BEGIN Material for this task

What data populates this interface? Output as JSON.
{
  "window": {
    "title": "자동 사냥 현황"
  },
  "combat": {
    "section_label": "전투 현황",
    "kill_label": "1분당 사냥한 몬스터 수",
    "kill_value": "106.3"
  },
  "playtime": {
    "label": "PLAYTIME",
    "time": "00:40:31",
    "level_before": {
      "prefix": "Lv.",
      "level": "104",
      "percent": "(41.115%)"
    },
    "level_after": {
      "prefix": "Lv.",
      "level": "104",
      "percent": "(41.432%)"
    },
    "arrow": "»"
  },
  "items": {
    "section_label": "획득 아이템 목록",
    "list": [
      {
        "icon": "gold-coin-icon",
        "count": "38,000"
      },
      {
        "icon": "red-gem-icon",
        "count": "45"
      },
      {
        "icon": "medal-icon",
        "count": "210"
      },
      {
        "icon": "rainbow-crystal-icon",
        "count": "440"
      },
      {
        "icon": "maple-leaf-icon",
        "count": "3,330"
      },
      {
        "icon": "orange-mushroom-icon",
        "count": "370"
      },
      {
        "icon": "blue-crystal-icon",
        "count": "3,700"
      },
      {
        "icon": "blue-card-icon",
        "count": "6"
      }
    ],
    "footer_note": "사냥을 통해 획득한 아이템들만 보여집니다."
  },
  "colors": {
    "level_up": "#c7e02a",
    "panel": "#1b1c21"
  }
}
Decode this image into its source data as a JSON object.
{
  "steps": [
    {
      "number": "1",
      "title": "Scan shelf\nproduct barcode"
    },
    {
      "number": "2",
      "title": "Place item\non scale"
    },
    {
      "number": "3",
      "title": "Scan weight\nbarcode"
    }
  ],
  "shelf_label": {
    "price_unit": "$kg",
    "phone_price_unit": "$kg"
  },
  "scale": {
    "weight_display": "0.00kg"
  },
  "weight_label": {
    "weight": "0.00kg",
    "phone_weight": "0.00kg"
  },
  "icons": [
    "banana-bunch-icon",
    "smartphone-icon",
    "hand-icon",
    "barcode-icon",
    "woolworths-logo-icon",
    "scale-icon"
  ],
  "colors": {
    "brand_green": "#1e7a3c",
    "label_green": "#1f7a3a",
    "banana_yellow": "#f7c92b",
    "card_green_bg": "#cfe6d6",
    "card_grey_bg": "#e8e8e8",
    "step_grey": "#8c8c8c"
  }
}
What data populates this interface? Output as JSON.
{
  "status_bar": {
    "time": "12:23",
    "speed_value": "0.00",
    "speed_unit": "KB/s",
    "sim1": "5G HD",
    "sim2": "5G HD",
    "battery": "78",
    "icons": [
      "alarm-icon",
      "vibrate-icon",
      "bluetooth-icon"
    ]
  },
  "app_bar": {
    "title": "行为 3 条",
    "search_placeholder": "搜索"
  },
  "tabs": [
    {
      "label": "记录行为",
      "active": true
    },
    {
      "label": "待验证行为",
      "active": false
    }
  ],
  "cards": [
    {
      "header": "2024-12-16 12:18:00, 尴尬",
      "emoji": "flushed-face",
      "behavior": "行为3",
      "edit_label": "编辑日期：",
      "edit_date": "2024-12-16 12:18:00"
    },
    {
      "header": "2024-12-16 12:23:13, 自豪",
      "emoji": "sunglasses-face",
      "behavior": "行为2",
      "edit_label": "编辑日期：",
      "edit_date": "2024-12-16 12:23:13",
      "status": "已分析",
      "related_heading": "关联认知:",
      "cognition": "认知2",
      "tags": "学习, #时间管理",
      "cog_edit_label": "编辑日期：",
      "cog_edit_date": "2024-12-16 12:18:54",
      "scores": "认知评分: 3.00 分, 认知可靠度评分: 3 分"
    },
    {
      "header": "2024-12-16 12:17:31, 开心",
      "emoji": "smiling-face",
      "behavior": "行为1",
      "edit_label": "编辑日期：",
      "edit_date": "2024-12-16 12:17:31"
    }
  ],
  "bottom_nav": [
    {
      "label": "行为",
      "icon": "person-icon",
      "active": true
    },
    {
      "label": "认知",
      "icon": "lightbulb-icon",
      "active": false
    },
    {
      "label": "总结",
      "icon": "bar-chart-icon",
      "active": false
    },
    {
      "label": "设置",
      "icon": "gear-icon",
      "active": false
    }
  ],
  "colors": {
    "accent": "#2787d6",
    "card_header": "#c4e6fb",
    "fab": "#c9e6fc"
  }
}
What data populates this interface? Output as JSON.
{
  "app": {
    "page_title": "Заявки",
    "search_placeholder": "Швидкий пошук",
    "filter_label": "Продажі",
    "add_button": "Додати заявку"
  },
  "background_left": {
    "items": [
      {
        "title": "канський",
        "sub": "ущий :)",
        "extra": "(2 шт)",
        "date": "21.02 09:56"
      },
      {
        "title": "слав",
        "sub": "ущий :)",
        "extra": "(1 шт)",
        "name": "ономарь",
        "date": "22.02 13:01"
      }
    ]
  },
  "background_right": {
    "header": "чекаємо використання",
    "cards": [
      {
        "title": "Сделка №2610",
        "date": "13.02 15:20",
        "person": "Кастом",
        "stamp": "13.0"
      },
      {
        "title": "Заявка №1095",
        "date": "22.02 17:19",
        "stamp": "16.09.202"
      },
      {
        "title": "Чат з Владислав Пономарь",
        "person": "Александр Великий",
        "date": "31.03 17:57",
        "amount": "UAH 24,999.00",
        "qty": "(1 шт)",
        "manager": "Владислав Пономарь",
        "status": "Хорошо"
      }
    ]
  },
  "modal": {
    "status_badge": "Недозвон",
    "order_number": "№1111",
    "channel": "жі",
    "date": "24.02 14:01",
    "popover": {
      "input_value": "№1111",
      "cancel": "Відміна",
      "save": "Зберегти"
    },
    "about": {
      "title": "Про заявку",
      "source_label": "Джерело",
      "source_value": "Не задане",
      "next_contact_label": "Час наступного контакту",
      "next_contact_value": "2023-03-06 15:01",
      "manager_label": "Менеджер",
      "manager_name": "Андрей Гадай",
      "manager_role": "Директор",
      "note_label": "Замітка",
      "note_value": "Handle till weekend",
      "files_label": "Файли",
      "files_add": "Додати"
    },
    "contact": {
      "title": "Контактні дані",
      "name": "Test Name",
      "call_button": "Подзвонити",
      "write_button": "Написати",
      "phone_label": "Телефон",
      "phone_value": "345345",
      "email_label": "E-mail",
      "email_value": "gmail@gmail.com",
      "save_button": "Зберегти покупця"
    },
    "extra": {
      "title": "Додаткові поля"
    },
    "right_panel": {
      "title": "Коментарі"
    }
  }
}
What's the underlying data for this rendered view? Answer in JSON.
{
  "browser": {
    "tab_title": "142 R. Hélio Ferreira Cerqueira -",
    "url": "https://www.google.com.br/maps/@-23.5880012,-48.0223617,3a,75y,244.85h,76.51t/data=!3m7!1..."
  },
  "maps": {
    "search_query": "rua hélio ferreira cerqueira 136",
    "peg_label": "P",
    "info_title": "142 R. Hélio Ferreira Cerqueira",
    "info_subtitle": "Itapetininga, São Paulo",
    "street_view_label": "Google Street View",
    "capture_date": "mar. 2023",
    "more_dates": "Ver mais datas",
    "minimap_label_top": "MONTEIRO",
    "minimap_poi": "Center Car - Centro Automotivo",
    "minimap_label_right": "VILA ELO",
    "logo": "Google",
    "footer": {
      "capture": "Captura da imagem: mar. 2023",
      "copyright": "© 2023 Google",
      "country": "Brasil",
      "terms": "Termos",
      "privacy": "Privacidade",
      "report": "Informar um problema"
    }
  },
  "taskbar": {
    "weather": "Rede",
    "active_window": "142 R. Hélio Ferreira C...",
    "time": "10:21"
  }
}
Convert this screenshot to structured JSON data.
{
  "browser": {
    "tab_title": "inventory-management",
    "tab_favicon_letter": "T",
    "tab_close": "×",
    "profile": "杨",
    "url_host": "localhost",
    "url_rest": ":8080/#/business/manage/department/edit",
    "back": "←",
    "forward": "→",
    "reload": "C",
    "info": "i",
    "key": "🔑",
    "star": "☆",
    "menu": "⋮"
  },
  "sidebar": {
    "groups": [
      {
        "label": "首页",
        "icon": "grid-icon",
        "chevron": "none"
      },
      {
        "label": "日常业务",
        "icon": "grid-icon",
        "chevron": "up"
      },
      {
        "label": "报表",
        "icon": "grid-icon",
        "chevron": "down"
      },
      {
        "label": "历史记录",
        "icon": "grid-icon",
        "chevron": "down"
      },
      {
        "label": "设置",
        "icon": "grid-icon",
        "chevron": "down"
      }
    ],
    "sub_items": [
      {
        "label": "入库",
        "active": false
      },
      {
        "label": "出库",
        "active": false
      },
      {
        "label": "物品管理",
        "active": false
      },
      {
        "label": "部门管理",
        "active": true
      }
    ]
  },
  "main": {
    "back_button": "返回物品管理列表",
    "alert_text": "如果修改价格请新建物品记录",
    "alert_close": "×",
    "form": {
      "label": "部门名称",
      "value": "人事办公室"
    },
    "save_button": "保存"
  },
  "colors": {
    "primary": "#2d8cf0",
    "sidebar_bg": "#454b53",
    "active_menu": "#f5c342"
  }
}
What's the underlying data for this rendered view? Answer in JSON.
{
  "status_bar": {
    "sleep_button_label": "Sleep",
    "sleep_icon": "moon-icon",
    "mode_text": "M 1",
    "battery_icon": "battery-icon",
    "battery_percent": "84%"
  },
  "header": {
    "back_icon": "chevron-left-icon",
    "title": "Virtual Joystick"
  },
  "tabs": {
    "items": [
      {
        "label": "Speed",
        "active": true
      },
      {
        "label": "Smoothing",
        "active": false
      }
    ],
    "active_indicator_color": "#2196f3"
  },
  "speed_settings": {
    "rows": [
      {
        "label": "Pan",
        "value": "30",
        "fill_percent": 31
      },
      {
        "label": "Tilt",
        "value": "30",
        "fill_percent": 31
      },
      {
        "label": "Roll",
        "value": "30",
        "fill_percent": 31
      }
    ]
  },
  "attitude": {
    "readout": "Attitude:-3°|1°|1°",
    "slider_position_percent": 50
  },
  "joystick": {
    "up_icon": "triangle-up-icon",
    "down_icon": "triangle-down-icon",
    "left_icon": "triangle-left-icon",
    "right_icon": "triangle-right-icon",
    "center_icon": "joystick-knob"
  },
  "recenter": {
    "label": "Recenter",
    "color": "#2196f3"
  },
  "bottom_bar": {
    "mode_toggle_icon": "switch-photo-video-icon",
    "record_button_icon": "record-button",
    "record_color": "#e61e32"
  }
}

END Material for this task

Each line above that includes "scale" counts once; state the total and nothing more.

3